提示文:
****************

小林麻央さんのように子どもたちに接したい
みどりさんは、病気になるずっと前から、乳がんのため2017年に亡くなったフリーキャスター・小林麻央さんのことを尊敬していた。
小林さんは、がんの進行にともない、次第に弱っていく様子も含めて、自身の姿を子どもたちにありのままに見せていた。「なんて強い人なんだろう」。ブログやテレビ番組を通して、みどりさんは小林さんの姿勢にとても共感をおぼえた。
みどりさん自身もがんに襲われることになるとは想像だにしていなかったが、それでも娘たちに対しては小林さんのように振る舞えたらと思っていた。自分の病気について、隠すつもりはもともとなかった。
ただ、がんという病気について、どのタイミングで、どのように伝えるのがいいのかは、よくわかっていなかった。だから、近藤さんの具体的なアドバイスがありがたかった。
話すならいまだ
夕方近く、みどりさんとこうめいさんが帰宅すると、もっちゃん、こっちゃんはもう幼稚園から帰っていて、自宅2階のリビングで長いすに座り、テーブルの上でお絵かきをしていた。
みどりさんが「何の絵かいてるのー?」と聞くと、こっちゃんはそれには答えず、「どこ行ってたの?」と質問してきた。
あ、話すならいまだ。そう思い、みどりさんが説明を始めた。
「きょう、病院に行ってきたよ。ママの体の中に、がんっていう、悪い病気がいて、それをやっつけるための注射をしたんだよ」
2人は、はじめは説明を聞いていた。
だがやがて、いつものようにママに抱きついた。一度の説明ですぐに理解することは難しいようだった。ただ、「がんという、悪い病気とママはたたかっている」ということだけは伝わった気がした。
この日以降も、みどりさんたちは病院に通うたびに、「がんの治療に行ってきたよ」と娘たちに繰り返し、伝えるようになった。
みどりさん自身は、2人にどこまで伝わっているのか、それほど気にはしていないようだった。
2人に伝わっていても、伝わっていなくても、構わない。それよりも、私はいま、自分にできることをする。それは、2人に思いきり愛情を伝えることだ。みどりさんは、そんな気持ちでいるようだった。

****************

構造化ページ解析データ
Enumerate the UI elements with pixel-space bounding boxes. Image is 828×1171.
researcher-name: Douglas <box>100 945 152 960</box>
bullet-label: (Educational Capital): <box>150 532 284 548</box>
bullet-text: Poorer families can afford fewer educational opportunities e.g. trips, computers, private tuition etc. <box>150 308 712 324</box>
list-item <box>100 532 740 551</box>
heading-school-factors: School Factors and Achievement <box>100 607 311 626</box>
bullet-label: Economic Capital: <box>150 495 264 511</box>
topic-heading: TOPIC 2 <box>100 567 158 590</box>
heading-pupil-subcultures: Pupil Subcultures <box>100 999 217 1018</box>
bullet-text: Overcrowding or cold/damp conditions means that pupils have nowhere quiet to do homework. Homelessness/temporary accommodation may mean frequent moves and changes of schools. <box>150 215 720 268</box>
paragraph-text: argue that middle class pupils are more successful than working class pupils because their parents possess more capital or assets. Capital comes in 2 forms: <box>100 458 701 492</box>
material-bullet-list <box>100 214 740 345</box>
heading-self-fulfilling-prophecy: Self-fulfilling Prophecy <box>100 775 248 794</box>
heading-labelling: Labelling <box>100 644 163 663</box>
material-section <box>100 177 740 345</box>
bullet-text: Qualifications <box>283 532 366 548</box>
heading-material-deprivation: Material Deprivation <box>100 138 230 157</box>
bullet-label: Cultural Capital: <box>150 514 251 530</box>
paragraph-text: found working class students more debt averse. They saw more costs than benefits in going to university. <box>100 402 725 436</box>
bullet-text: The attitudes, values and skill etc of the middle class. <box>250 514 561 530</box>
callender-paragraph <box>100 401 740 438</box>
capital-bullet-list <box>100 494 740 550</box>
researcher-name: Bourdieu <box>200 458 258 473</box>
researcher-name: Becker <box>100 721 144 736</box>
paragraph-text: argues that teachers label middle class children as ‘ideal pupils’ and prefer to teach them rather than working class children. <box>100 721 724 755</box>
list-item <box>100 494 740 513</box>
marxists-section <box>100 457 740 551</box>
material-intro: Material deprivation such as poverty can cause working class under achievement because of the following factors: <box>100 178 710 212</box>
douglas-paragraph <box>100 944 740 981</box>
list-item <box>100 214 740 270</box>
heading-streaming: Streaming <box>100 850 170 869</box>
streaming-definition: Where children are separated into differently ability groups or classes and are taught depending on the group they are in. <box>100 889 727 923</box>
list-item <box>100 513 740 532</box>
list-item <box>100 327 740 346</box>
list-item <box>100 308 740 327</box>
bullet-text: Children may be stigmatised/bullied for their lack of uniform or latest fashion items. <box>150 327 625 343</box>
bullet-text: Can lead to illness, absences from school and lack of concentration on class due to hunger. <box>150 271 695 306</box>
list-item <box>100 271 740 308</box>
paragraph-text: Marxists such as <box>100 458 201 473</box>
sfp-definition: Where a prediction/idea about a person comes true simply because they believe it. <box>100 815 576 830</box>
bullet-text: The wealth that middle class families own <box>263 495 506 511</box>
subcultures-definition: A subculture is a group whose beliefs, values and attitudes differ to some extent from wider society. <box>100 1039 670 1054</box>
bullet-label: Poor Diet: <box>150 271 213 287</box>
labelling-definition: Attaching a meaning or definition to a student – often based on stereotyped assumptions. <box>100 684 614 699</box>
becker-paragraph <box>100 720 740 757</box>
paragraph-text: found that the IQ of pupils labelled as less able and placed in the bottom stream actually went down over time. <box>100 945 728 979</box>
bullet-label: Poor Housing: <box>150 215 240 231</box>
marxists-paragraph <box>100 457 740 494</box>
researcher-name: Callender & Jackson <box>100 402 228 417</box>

****************

提示文によると、みどりさんとこうめいさんが帰宅したとき、もっちゃんとこっちゃんはリビングで何をしていたか。

長いすに座り、テーブルの上でお絵かきをしていた。